REQUIRED WORK
Please output exactly the run of lines that starts at the line with "What's the underlying" and ends at the last line of the records below.

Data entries

════════════════

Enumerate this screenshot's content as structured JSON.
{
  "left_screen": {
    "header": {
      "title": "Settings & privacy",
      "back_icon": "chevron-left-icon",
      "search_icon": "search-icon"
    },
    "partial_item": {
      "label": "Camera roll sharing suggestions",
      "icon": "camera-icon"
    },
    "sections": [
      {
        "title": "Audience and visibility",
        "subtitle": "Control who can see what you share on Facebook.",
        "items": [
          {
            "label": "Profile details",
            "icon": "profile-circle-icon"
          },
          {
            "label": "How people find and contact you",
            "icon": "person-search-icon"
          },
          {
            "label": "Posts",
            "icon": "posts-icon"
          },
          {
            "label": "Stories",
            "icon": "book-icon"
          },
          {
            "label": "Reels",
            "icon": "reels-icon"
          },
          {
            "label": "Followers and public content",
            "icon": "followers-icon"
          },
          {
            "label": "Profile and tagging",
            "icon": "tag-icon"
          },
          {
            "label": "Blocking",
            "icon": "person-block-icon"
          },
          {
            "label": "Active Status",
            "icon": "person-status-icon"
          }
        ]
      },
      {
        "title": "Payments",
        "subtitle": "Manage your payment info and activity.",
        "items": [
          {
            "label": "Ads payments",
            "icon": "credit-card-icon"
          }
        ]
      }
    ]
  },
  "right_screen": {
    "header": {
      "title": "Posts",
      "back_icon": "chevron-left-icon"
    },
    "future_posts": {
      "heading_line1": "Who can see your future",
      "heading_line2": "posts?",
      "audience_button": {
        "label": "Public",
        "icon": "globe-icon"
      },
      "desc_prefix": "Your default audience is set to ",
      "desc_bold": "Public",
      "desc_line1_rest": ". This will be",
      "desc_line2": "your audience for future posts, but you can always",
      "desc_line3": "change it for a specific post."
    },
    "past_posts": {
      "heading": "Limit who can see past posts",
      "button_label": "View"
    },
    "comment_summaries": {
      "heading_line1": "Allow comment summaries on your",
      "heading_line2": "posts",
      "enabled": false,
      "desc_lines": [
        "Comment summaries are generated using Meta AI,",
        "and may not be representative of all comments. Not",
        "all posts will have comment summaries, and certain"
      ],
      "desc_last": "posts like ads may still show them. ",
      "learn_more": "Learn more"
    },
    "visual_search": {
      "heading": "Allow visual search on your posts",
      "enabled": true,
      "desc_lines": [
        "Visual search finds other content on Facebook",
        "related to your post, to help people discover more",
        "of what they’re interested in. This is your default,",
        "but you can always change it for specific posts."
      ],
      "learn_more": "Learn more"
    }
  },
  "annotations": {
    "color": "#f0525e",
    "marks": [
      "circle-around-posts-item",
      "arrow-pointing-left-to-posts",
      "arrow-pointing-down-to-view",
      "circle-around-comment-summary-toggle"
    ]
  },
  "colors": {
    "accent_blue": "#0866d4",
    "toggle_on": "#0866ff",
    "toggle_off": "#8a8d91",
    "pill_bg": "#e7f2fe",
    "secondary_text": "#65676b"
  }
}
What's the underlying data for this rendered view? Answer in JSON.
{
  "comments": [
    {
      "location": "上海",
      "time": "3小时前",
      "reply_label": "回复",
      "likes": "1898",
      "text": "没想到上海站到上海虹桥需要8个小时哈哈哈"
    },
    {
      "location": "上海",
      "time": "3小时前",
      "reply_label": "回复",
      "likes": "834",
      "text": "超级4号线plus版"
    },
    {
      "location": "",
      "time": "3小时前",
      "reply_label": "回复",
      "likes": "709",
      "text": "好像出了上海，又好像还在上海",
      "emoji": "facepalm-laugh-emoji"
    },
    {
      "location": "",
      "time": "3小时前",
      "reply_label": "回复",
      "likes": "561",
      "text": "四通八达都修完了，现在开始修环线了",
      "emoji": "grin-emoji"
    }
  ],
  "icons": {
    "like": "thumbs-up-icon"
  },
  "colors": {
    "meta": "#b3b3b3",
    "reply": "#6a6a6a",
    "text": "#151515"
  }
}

════════════════

OUTPUT FOR THIS EXERCISE
What's the underlying data for this rendered view? Answer in JSON.
{
  "comments": [
    {
      "location": "上海",
      "time": "3小时前",
      "reply_label": "回复",
      "likes": "1898",
      "text": "没想到上海站到上海虹桥需要8个小时哈哈哈"
    },
    {
      "location": "上海",
      "time": "3小时前",
      "reply_label": "回复",
      "likes": "834",
      "text": "超级4号线plus版"
    },
    {
      "location": "",
      "time": "3小时前",
      "reply_label": "回复",
      "likes": "709",
      "text": "好像出了上海，又好像还在上海",
      "emoji": "facepalm-laugh-emoji"
    },
    {
      "location": "",
      "time": "3小时前",
      "reply_label": "回复",
      "likes": "561",
      "text": "四通八达都修完了，现在开始修环线了",
      "emoji": "grin-emoji"
    }
  ],
  "icons": {
    "like": "thumbs-up-icon"
  },
  "colors": {
    "meta": "#b3b3b3",
    "reply": "#6a6a6a",
    "text": "#151515"
  }
}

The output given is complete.